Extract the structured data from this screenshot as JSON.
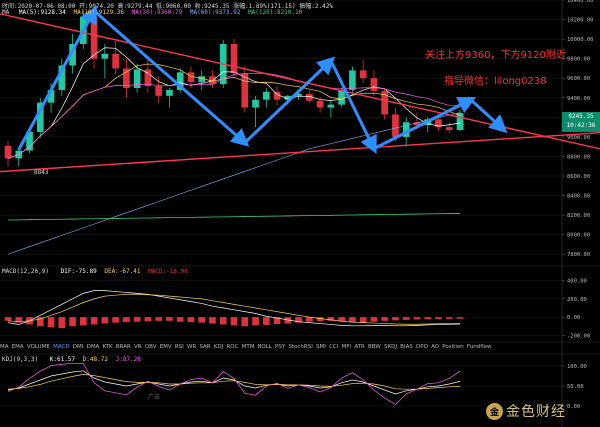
{
  "header": {
    "row1": "时间:2020-07-06 08:00  开:9074.20  高:9279.44  低:9060.00  收:9245.35  涨幅:1.89%(171.15)  振幅:2.42%",
    "ma_label": "MA",
    "ma5": "MA(5):9128.34",
    "ma10": "MA(10):9129.36",
    "ma30": "MA(30):9360.79",
    "ma60": "MA(60):9373.92",
    "ma120": "MA(120):8210.10",
    "macd_label": "MACD(12,26,9)",
    "dif": "DIF:-75.89",
    "dea": "DEA:-67.41",
    "macd": "MACD:-16.96",
    "kdj_label": "KDJ(9,3,3)",
    "k": "K:61.57",
    "d": "D:48.72",
    "j": "J:87.28"
  },
  "annotations": {
    "line1": "关注上方9360，下方9120附近",
    "line2": "指导微信：lilong0238",
    "low_label": "8843",
    "ad_label": "广告"
  },
  "price_tag": {
    "price": "9245.35",
    "time": "10:42:36"
  },
  "indicator_tabs": [
    "MA",
    "EMA",
    "VOLUME",
    "MACD",
    "DMI",
    "DMA",
    "KTK",
    "BRAR",
    "VR",
    "OBV",
    "EMV",
    "RSI",
    "WR",
    "SAR",
    "KDJ",
    "ROC",
    "MTM",
    "BOLL",
    "PSY",
    "StochRSI",
    "SMI",
    "CCI",
    "MFI",
    "ATR",
    "BBW",
    "SKDJ",
    "BIAS",
    "DPO",
    "AO",
    "Position",
    "Fundflow"
  ],
  "active_tab": "MACD",
  "logo": {
    "symbol": "金",
    "name": "金色财经"
  },
  "colors": {
    "up": "#22c9a0",
    "down": "#e0323e",
    "trend": "#ff3650",
    "arrow": "#2e8fff",
    "ma5": "#ffffff",
    "ma10": "#ffd24a",
    "ma30": "#ff5cf0",
    "ma60": "#7fb0ff",
    "ma120": "#3ecf7a",
    "dif": "#ffffff",
    "dea": "#ffd24a",
    "kdj_k": "#ffffff",
    "kdj_d": "#ffd24a",
    "kdj_j": "#ff5cf0"
  },
  "chart_data": [
    {
      "type": "candlestick",
      "title": "",
      "ylim": [
        7700,
        10400
      ],
      "yticks": [
        7800,
        8000,
        8200,
        8400,
        8600,
        8800,
        9000,
        9200,
        9400,
        9600,
        9800,
        10000,
        10200,
        10400
      ],
      "candles": [
        [
          8910,
          8960,
          8700,
          8780
        ],
        [
          8780,
          8900,
          8700,
          8860
        ],
        [
          8860,
          9100,
          8830,
          9050
        ],
        [
          9050,
          9400,
          8990,
          9350
        ],
        [
          9350,
          9550,
          9250,
          9480
        ],
        [
          9480,
          9800,
          9420,
          9730
        ],
        [
          9730,
          10050,
          9650,
          9950
        ],
        [
          9950,
          10290,
          9900,
          10230
        ],
        [
          10230,
          10250,
          9700,
          9800
        ],
        [
          9800,
          9950,
          9600,
          9850
        ],
        [
          9850,
          9980,
          9640,
          9700
        ],
        [
          9700,
          9800,
          9400,
          9500
        ],
        [
          9500,
          9750,
          9450,
          9690
        ],
        [
          9690,
          9800,
          9450,
          9520
        ],
        [
          9520,
          9620,
          9350,
          9420
        ],
        [
          9420,
          9500,
          9300,
          9480
        ],
        [
          9480,
          9700,
          9450,
          9660
        ],
        [
          9660,
          9720,
          9500,
          9560
        ],
        [
          9560,
          9680,
          9480,
          9620
        ],
        [
          9620,
          9680,
          9500,
          9540
        ],
        [
          9540,
          9990,
          9500,
          9950
        ],
        [
          9950,
          10000,
          9600,
          9650
        ],
        [
          9650,
          9720,
          9250,
          9300
        ],
        [
          9300,
          9420,
          9100,
          9380
        ],
        [
          9380,
          9500,
          9300,
          9460
        ],
        [
          9460,
          9520,
          9320,
          9380
        ],
        [
          9380,
          9430,
          9330,
          9420
        ],
        [
          9420,
          9470,
          9380,
          9440
        ],
        [
          9440,
          9480,
          9350,
          9370
        ],
        [
          9370,
          9410,
          9250,
          9300
        ],
        [
          9300,
          9380,
          9200,
          9330
        ],
        [
          9330,
          9500,
          9310,
          9480
        ],
        [
          9480,
          9720,
          9450,
          9680
        ],
        [
          9680,
          9790,
          9550,
          9600
        ],
        [
          9600,
          9680,
          9420,
          9470
        ],
        [
          9470,
          9500,
          9180,
          9230
        ],
        [
          9230,
          9300,
          8950,
          9000
        ],
        [
          9000,
          9200,
          8900,
          9150
        ],
        [
          9150,
          9250,
          9080,
          9120
        ],
        [
          9120,
          9200,
          9050,
          9180
        ],
        [
          9180,
          9200,
          9060,
          9100
        ],
        [
          9100,
          9150,
          9040,
          9070
        ],
        [
          9070,
          9280,
          9060,
          9245
        ]
      ],
      "trendlines": [
        [
          10240,
          9200
        ],
        [
          8650,
          8950
        ]
      ],
      "arrows": [
        [
          8870,
          10290
        ],
        [
          10290,
          8940
        ],
        [
          8940,
          9780
        ],
        [
          9780,
          8880
        ],
        [
          8880,
          9380
        ],
        [
          9380,
          9080
        ]
      ]
    },
    {
      "type": "bar",
      "title": "MACD",
      "ylim": [
        -250,
        450
      ],
      "yticks": [
        -200,
        0,
        200,
        400
      ],
      "dif": [
        -60,
        -80,
        -40,
        20,
        80,
        140,
        200,
        260,
        290,
        290,
        280,
        270,
        260,
        250,
        230,
        210,
        190,
        170,
        150,
        120,
        100,
        80,
        60,
        40,
        10,
        -10,
        -30,
        -50,
        -60,
        -70,
        -80,
        -90,
        -95,
        -95,
        -90,
        -90,
        -95,
        -95,
        -90,
        -85,
        -80,
        -78,
        -75.89
      ],
      "dea": [
        -40,
        -50,
        -40,
        -20,
        20,
        60,
        110,
        160,
        200,
        230,
        240,
        250,
        250,
        245,
        240,
        230,
        220,
        210,
        200,
        180,
        160,
        140,
        120,
        100,
        80,
        60,
        40,
        20,
        0,
        -15,
        -30,
        -45,
        -55,
        -60,
        -65,
        -70,
        -75,
        -78,
        -78,
        -75,
        -72,
        -70,
        -67.41
      ],
      "hist": [
        -40,
        -60,
        -80,
        -100,
        -110,
        -120,
        -100,
        -90,
        -80,
        -70,
        -60,
        -55,
        -50,
        -45,
        -40,
        -40,
        -50,
        -55,
        -60,
        -70,
        -80,
        -90,
        -100,
        -90,
        -85,
        -75,
        -70,
        -60,
        -50,
        -45,
        -40,
        -45,
        -55,
        -60,
        -50,
        -40,
        -35,
        -30,
        -25,
        -22,
        -20,
        -18,
        -16.96
      ]
    },
    {
      "type": "line",
      "title": "KDJ",
      "ylim": [
        -10,
        110
      ],
      "yticks": [
        0,
        50,
        100
      ],
      "k": [
        40,
        45,
        55,
        65,
        75,
        80,
        85,
        88,
        70,
        60,
        55,
        50,
        55,
        60,
        55,
        50,
        55,
        60,
        62,
        58,
        70,
        65,
        50,
        45,
        52,
        55,
        50,
        53,
        50,
        45,
        48,
        58,
        65,
        60,
        50,
        40,
        30,
        38,
        42,
        48,
        50,
        55,
        61.57
      ],
      "d": [
        42,
        44,
        48,
        54,
        62,
        68,
        74,
        79,
        76,
        71,
        66,
        61,
        59,
        59,
        58,
        55,
        55,
        57,
        58,
        58,
        62,
        63,
        59,
        54,
        53,
        54,
        53,
        53,
        52,
        50,
        49,
        52,
        56,
        57,
        55,
        50,
        43,
        42,
        42,
        44,
        46,
        48,
        48.72
      ],
      "j": [
        36,
        47,
        69,
        87,
        101,
        104,
        107,
        106,
        58,
        38,
        33,
        28,
        47,
        62,
        49,
        40,
        55,
        66,
        70,
        58,
        86,
        69,
        32,
        27,
        50,
        57,
        44,
        53,
        46,
        35,
        46,
        70,
        83,
        66,
        40,
        20,
        4,
        30,
        42,
        56,
        58,
        69,
        87.28
      ]
    }
  ]
}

• Exercise goal
List the lines of the material in which the word "MACD" occurs.

• Completed task
    "macd_label": "MACD(12,26,9)",
    "macd": "MACD:-16.96",
    "MACD",
  "active_tab": "MACD",
      "title": "MACD",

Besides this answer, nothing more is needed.